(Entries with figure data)
- - - - - - -
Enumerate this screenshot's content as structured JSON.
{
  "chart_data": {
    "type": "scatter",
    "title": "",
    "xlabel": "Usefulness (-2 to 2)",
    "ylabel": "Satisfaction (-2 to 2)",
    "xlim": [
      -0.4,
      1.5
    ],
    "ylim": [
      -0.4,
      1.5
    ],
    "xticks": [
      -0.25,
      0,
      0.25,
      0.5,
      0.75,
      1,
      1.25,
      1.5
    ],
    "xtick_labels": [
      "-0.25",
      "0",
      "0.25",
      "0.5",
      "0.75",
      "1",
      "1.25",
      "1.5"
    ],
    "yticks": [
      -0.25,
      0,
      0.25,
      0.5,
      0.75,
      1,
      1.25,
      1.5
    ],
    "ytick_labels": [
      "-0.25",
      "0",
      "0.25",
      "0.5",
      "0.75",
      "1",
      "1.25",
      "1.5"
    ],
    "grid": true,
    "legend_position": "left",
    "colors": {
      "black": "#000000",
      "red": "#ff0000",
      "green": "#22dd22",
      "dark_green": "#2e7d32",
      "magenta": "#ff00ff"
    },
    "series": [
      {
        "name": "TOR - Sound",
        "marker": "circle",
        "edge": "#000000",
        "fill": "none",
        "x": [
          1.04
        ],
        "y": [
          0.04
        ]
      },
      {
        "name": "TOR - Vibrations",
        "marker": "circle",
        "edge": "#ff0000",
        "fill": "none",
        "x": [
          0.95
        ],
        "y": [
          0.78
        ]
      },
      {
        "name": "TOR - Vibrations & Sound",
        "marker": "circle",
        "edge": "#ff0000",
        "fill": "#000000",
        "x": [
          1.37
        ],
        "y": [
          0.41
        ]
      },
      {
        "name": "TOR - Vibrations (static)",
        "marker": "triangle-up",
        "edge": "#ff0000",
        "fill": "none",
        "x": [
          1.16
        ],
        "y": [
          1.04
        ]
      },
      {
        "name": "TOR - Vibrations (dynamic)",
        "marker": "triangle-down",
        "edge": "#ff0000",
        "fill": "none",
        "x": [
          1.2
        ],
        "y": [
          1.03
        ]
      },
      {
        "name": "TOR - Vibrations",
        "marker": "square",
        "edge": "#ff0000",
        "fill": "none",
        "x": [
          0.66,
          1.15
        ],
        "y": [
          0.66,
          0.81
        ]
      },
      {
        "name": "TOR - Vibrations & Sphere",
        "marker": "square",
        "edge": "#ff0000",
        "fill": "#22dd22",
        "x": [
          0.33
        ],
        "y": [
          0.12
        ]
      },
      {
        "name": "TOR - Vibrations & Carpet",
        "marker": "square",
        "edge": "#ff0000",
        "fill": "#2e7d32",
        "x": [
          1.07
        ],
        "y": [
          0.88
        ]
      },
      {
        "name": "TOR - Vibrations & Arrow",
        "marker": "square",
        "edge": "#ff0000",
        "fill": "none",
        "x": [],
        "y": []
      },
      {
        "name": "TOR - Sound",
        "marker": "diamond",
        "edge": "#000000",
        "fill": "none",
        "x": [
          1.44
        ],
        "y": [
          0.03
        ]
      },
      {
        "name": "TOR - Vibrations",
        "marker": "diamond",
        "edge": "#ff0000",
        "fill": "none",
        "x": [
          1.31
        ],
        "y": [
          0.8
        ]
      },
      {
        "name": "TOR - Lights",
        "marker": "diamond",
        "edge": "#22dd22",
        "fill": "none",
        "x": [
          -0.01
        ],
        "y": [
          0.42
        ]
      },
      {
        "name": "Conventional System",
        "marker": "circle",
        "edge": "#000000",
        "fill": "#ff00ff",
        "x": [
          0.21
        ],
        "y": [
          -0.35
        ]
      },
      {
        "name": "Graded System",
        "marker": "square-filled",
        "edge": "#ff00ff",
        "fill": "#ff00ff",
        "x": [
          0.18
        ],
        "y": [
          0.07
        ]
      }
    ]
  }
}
- - - - - - -
### What you need to do
All of the data needs to be printed once more, exactly.

### The reply
Enumerate this screenshot's content as structured JSON.
{
  "chart_data": {
    "type": "scatter",
    "title": "",
    "xlabel": "Usefulness (-2 to 2)",
    "ylabel": "Satisfaction (-2 to 2)",
    "xlim": [
      -0.4,
      1.5
    ],
    "ylim": [
      -0.4,
      1.5
    ],
    "xticks": [
      -0.25,
      0,
      0.25,
      0.5,
      0.75,
      1,
      1.25,
      1.5
    ],
    "xtick_labels": [
      "-0.25",
      "0",
      "0.25",
      "0.5",
      "0.75",
      "1",
      "1.25",
      "1.5"
    ],
    "yticks": [
      -0.25,
      0,
      0.25,
      0.5,
      0.75,
      1,
      1.25,
      1.5
    ],
    "ytick_labels": [
      "-0.25",
      "0",
      "0.25",
      "0.5",
      "0.75",
      "1",
      "1.25",
      "1.5"
    ],
    "grid": true,
    "legend_position": "left",
    "colors": {
      "black": "#000000",
      "red": "#ff0000",
      "green": "#22dd22",
      "dark_green": "#2e7d32",
      "magenta": "#ff00ff"
    },
    "series": [
      {
        "name": "TOR - Sound",
        "marker": "circle",
        "edge": "#000000",
        "fill": "none",
        "x": [
          1.04
        ],
        "y": [
          0.04
        ]
      },
      {
        "name": "TOR - Vibrations",
        "marker": "circle",
        "edge": "#ff0000",
        "fill": "none",
        "x": [
          0.95
        ],
        "y": [
          0.78
        ]
      },
      {
        "name": "TOR - Vibrations & Sound",
        "marker": "circle",
        "edge": "#ff0000",
        "fill": "#000000",
        "x": [
          1.37
        ],
        "y": [
          0.41
        ]
      },
      {
        "name": "TOR - Vibrations (static)",
        "marker": "triangle-up",
        "edge": "#ff0000",
        "fill": "none",
        "x": [
          1.16
        ],
        "y": [
          1.04
        ]
      },
      {
        "name": "TOR - Vibrations (dynamic)",
        "marker": "triangle-down",
        "edge": "#ff0000",
        "fill": "none",
        "x": [
          1.2
        ],
        "y": [
          1.03
        ]
      },
      {
        "name": "TOR - Vibrations",
        "marker": "square",
        "edge": "#ff0000",
        "fill": "none",
        "x": [
          0.66,
          1.15
        ],
        "y": [
          0.66,
          0.81
        ]
      },
      {
        "name": "TOR - Vibrations & Sphere",
        "marker": "square",
        "edge": "#ff0000",
        "fill": "#22dd22",
        "x": [
          0.33
        ],
        "y": [
          0.12
        ]
      },
      {
        "name": "TOR - Vibrations & Carpet",
        "marker": "square",
        "edge": "#ff0000",
        "fill": "#2e7d32",
        "x": [
          1.07
        ],
        "y": [
          0.88
        ]
      },
      {
        "name": "TOR - Vibrations & Arrow",
        "marker": "square",
        "edge": "#ff0000",
        "fill": "none",
        "x": [],
        "y": []
      },
      {
        "name": "TOR - Sound",
        "marker": "diamond",
        "edge": "#000000",
        "fill": "none",
        "x": [
          1.44
        ],
        "y": [
          0.03
        ]
      },
      {
        "name": "TOR - Vibrations",
        "marker": "diamond",
        "edge": "#ff0000",
        "fill": "none",
        "x": [
          1.31
        ],
        "y": [
          0.8
        ]
      },
      {
        "name": "TOR - Lights",
        "marker": "diamond",
        "edge": "#22dd22",
        "fill": "none",
        "x": [
          -0.01
        ],
        "y": [
          0.42
        ]
      },
      {
        "name": "Conventional System",
        "marker": "circle",
        "edge": "#000000",
        "fill": "#ff00ff",
        "x": [
          0.21
        ],
        "y": [
          -0.35
        ]
      },
      {
        "name": "Graded System",
        "marker": "square-filled",
        "edge": "#ff00ff",
        "fill": "#ff00ff",
        "x": [
          0.18
        ],
        "y": [
          0.07
        ]
      }
    ]
  }
}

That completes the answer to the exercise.